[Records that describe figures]
==========

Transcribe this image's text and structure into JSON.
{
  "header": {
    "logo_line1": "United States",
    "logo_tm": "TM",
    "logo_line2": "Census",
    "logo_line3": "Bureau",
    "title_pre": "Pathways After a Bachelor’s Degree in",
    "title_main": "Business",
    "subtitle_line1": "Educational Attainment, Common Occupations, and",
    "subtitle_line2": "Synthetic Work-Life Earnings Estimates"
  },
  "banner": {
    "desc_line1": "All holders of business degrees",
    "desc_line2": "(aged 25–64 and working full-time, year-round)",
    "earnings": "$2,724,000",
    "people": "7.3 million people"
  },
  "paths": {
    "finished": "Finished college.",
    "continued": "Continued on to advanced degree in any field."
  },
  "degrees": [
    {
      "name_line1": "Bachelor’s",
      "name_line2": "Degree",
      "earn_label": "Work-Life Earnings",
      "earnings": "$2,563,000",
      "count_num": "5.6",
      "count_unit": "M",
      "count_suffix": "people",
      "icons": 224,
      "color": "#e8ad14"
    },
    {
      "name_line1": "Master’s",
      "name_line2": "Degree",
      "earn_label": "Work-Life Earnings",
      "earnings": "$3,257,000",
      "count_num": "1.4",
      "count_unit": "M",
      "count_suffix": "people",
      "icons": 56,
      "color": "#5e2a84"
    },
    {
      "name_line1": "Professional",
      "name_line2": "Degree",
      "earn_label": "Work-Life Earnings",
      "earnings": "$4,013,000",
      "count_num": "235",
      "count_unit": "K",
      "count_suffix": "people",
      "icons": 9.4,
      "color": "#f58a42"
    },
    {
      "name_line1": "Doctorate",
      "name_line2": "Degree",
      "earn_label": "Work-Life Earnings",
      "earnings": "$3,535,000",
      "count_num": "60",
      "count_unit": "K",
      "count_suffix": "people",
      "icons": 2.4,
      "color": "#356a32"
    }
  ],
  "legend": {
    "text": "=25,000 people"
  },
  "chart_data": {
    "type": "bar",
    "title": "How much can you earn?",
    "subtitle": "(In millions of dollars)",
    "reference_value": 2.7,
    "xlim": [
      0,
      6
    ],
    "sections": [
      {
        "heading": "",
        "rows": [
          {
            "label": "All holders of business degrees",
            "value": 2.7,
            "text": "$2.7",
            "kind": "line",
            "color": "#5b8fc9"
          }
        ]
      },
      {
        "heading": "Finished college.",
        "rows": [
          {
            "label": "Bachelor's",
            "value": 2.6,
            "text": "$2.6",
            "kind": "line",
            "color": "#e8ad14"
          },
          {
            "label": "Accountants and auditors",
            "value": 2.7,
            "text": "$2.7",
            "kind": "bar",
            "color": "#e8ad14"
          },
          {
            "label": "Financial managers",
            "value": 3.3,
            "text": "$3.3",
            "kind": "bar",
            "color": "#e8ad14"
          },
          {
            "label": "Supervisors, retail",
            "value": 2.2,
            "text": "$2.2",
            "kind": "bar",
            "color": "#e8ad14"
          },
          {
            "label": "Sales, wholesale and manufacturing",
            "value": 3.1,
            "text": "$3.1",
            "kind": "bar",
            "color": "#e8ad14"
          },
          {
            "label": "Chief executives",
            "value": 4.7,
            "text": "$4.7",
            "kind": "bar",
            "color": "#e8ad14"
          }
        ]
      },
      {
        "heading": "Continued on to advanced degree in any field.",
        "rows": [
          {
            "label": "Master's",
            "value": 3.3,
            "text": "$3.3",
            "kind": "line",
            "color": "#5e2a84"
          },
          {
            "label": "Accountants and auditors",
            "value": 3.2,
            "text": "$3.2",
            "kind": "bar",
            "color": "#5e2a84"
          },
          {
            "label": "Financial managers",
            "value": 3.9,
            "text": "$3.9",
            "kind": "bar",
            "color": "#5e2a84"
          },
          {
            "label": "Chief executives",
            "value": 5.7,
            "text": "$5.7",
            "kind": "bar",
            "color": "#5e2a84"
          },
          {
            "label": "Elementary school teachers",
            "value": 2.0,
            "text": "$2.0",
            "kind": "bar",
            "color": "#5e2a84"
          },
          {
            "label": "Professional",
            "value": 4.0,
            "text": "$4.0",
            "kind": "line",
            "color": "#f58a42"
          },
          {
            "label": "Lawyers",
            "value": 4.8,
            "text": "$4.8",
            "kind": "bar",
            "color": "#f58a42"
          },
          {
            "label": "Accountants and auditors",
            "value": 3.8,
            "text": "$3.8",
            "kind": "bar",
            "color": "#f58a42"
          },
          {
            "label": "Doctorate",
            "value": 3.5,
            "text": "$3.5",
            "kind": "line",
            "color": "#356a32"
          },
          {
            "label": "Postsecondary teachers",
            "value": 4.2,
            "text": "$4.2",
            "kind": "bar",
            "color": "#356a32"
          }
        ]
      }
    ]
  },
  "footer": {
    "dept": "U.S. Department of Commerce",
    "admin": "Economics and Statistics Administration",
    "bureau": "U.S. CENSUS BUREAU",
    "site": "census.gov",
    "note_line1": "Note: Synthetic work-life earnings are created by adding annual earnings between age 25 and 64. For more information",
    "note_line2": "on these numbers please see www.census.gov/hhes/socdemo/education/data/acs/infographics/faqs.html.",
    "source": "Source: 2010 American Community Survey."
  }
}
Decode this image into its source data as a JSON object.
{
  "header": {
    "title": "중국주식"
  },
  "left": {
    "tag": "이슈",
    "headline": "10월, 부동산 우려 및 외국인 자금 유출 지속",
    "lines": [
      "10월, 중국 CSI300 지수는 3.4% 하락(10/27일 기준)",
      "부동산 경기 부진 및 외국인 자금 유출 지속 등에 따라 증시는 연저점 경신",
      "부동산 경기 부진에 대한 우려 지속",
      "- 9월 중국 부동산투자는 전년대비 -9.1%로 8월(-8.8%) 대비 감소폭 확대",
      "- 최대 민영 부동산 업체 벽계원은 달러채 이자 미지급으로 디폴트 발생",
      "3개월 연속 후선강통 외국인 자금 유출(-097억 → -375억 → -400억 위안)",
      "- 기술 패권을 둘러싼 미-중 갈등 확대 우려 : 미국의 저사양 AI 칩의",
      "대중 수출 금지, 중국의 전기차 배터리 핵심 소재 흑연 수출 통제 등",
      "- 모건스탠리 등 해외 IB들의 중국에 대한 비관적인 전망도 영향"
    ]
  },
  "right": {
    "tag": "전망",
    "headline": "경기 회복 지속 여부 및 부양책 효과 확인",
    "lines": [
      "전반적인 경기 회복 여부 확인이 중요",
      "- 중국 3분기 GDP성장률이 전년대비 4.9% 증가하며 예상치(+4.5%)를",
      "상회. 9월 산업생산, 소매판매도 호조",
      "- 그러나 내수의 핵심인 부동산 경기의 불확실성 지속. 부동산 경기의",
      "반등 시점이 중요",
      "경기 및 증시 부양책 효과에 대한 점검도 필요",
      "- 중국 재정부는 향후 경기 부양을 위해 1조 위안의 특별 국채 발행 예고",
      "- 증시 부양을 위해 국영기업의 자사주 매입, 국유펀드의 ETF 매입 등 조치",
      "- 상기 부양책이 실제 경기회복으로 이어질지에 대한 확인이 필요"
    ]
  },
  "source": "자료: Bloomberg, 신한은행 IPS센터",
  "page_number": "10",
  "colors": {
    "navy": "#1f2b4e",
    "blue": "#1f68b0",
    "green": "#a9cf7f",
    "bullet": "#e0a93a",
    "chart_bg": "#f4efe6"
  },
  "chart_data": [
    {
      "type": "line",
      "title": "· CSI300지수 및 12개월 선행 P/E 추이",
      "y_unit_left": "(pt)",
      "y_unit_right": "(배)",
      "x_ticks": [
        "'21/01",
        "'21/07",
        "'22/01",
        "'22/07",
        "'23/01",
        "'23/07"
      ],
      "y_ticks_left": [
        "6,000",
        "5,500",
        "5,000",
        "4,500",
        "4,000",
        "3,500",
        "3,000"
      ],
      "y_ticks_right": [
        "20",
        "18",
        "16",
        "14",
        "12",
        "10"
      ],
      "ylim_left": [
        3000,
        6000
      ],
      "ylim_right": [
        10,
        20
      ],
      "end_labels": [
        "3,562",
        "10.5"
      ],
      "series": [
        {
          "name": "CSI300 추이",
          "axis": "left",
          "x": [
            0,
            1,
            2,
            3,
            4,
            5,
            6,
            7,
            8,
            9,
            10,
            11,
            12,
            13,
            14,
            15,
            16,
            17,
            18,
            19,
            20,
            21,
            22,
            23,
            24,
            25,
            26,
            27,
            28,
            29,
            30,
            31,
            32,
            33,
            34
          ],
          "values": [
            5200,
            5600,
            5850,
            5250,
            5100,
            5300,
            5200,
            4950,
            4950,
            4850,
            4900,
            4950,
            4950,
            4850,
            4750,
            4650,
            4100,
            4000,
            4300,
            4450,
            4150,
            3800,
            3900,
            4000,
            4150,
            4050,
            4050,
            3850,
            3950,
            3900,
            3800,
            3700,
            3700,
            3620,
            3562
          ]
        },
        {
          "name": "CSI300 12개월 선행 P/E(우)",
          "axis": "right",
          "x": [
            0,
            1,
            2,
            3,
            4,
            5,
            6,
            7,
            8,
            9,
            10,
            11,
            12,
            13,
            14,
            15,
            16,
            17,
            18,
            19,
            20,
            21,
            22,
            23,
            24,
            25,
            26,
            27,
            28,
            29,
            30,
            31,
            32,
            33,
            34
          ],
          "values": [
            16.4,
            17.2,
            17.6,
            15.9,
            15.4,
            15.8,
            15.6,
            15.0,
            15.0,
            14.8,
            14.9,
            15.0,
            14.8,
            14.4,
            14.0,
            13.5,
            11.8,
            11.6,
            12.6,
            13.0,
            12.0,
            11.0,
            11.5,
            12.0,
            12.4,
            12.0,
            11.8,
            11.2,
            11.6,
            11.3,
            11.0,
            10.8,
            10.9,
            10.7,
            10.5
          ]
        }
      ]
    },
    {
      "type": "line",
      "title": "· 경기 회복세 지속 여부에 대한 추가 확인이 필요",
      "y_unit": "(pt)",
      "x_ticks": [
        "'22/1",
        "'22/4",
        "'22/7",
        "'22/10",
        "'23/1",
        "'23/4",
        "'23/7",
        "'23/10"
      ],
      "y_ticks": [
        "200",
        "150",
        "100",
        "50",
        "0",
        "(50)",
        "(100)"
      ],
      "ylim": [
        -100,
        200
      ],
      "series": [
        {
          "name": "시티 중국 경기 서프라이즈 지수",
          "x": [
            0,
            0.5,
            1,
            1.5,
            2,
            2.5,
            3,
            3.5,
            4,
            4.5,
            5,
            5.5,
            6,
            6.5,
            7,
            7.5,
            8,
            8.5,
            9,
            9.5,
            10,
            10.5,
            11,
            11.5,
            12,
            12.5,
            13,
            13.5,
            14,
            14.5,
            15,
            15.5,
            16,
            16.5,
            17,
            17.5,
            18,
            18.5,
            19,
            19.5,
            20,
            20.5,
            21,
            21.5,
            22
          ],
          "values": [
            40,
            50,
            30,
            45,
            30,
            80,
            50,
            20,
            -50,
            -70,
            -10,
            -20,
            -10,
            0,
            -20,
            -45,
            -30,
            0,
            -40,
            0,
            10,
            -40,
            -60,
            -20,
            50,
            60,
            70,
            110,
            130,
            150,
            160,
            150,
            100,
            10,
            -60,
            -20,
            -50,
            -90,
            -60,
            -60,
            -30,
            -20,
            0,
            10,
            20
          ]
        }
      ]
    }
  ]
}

==========

• EXERCISE
Search the listing for the word "heading". Copy every line in which it occurs.

• COMPLETED EXERCISE
        "heading": "",
        "heading": "Finished college.",
        "heading": "Continued on to advanced degree in any field.",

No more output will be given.